[Records from a data source]
[START]

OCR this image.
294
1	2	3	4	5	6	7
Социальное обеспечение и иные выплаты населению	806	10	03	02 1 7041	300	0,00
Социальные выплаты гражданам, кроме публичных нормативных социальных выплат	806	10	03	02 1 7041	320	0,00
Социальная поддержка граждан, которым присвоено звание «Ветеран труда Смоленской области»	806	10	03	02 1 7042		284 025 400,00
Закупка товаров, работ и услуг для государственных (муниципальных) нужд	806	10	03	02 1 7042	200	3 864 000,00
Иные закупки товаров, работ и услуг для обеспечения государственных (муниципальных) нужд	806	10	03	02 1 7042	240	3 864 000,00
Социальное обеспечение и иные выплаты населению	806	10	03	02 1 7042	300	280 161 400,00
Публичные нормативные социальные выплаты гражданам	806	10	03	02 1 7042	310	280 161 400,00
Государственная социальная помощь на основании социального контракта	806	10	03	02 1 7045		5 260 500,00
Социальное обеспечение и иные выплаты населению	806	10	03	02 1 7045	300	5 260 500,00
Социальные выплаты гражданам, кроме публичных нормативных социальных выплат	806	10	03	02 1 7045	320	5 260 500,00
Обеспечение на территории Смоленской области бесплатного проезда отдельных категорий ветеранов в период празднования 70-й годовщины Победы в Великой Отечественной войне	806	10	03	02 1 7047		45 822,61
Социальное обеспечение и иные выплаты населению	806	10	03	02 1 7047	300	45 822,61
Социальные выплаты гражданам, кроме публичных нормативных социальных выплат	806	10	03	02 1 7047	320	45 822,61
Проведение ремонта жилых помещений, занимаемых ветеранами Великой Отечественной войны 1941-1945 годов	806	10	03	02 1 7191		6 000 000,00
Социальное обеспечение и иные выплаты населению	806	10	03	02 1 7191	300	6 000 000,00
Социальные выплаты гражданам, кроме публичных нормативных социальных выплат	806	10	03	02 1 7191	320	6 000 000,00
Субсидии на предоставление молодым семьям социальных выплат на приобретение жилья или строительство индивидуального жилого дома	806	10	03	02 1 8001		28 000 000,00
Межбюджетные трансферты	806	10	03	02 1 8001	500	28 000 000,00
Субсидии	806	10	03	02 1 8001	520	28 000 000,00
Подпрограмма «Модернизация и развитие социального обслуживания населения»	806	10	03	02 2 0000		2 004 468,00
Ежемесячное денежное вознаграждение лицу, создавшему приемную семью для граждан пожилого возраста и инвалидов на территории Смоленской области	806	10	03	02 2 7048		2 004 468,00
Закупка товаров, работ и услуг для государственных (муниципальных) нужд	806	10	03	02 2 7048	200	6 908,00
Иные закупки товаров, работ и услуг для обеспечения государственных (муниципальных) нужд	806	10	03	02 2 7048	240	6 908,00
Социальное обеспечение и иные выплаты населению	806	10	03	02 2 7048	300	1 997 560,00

[END]

_Aim of the exercise_
Select and copy each line from the data that includes the word "Великой".

_Solution for this task_
Обеспечение на территории Смоленской области бесплатного проезда отдельных категорий ветеранов в период празднования 70-й годовщины Победы в Великой Отечественной войне	806	10	03	02 1 7047		45 822,61
Проведение ремонта жилых помещений, занимаемых ветеранами Великой Отечественной войны 1941-1945 годов	806	10	03	02 1 7191		6 000 000,00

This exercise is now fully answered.